• _BRIEF_
Reproduce every line of the records below word for word.

• _DATA RECORDS_

--- START ---

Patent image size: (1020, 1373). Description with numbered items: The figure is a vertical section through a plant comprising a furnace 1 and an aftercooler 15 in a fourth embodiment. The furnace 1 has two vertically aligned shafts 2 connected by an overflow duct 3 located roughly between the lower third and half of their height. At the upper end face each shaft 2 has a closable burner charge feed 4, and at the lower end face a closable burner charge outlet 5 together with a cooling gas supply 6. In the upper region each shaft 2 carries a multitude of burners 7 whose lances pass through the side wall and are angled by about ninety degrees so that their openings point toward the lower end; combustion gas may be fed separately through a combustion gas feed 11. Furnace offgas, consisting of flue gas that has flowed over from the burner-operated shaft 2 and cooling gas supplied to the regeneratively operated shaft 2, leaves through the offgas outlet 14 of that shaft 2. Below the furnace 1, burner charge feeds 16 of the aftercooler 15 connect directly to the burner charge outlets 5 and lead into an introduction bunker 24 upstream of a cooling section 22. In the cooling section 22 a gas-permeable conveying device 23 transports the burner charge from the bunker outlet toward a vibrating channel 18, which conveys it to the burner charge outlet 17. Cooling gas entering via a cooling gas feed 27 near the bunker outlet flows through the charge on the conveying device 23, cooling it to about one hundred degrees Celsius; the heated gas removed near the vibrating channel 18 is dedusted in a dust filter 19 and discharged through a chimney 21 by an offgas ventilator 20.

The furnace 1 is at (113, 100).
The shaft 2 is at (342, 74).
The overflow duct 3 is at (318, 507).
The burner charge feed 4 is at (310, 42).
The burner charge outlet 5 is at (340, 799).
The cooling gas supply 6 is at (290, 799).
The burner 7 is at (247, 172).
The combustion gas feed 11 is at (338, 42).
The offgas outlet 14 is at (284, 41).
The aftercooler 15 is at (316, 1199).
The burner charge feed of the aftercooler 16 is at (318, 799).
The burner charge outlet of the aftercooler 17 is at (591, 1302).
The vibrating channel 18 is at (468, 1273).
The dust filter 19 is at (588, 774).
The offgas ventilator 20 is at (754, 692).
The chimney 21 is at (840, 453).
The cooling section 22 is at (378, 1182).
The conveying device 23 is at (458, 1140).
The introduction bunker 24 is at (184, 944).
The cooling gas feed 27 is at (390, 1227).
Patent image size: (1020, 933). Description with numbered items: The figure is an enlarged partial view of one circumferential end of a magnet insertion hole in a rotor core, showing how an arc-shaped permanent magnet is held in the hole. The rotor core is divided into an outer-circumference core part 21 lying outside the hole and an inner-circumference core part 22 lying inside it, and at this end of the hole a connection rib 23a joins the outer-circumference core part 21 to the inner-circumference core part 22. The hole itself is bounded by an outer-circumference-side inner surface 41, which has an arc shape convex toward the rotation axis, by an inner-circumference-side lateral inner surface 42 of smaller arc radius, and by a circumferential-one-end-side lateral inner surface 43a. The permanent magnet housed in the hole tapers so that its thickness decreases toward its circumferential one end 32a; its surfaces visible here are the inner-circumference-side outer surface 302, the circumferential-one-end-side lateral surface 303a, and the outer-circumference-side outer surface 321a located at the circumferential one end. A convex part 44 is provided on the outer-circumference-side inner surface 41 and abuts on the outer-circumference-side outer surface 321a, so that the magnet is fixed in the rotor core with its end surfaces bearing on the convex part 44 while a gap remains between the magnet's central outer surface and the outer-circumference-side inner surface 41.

--- END ---

• _TASK RESULT_
Patent image size: (1020, 1373). Description with numbered items: The figure is a vertical section through a plant comprising a furnace 1 and an aftercooler 15 in a fourth embodiment. The furnace 1 has two vertically aligned shafts 2 connected by an overflow duct 3 located roughly between the lower third and half of their height. At the upper end face each shaft 2 has a closable burner charge feed 4, and at the lower end face a closable burner charge outlet 5 together with a cooling gas supply 6. In the upper region each shaft 2 carries a multitude of burners 7 whose lances pass through the side wall and are angled by about ninety degrees so that their openings point toward the lower end; combustion gas may be fed separately through a combustion gas feed 11. Furnace offgas, consisting of flue gas that has flowed over from the burner-operated shaft 2 and cooling gas supplied to the regeneratively operated shaft 2, leaves through the offgas outlet 14 of that shaft 2. Below the furnace 1, burner charge feeds 16 of the aftercooler 15 connect directly to the burner charge outlets 5 and lead into an introduction bunker 24 upstream of a cooling section 22. In the cooling section 22 a gas-permeable conveying device 23 transports the burner charge from the bunker outlet toward a vibrating channel 18, which conveys it to the burner charge outlet 17. Cooling gas entering via a cooling gas feed 27 near the bunker outlet flows through the charge on the conveying device 23, cooling it to about one hundred degrees Celsius; the heated gas removed near the vibrating channel 18 is dedusted in a dust filter 19 and discharged through a chimney 21 by an offgas ventilator 20.

The furnace 1 is at (113, 100).
The shaft 2 is at (342, 74).
The overflow duct 3 is at (318, 507).
The burner charge feed 4 is at (310, 42).
The burner charge outlet 5 is at (340, 799).
The cooling gas supply 6 is at (290, 799).
The burner 7 is at (247, 172).
The combustion gas feed 11 is at (338, 42).
The offgas outlet 14 is at (284, 41).
The aftercooler 15 is at (316, 1199).
The burner charge feed of the aftercooler 16 is at (318, 799).
The burner charge outlet of the aftercooler 17 is at (591, 1302).
The vibrating channel 18 is at (468, 1273).
The dust filter 19 is at (588, 774).
The offgas ventilator 20 is at (754, 692).
The chimney 21 is at (840, 453).
The cooling section 22 is at (378, 1182).
The conveying device 23 is at (458, 1140).
The introduction bunker 24 is at (184, 944).
The cooling gas feed 27 is at (390, 1227).
Patent image size: (1020, 933). Description with numbered items: The figure is an enlarged partial view of one circumferential end of a magnet insertion hole in a rotor core, showing how an arc-shaped permanent magnet is held in the hole. The rotor core is divided into an outer-circumference core part 21 lying outside the hole and an inner-circumference core part 22 lying inside it, and at this end of the hole a connection rib 23a joins the outer-circumference core part 21 to the inner-circumference core part 22. The hole itself is bounded by an outer-circumference-side inner surface 41, which has an arc shape convex toward the rotation axis, by an inner-circumference-side lateral inner surface 42 of smaller arc radius, and by a circumferential-one-end-side lateral inner surface 43a. The permanent magnet housed in the hole tapers so that its thickness decreases toward its circumferential one end 32a; its surfaces visible here are the inner-circumference-side outer surface 302, the circumferential-one-end-side lateral surface 303a, and the outer-circumference-side outer surface 321a located at the circumferential one end. A convex part 44 is provided on the outer-circumference-side inner surface 41 and abuts on the outer-circumference-side outer surface 321a, so that the magnet is fixed in the rotor core with its end surfaces bearing on the convex part 44 while a gap remains between the magnet's central outer surface and the outer-circumference-side inner surface 41.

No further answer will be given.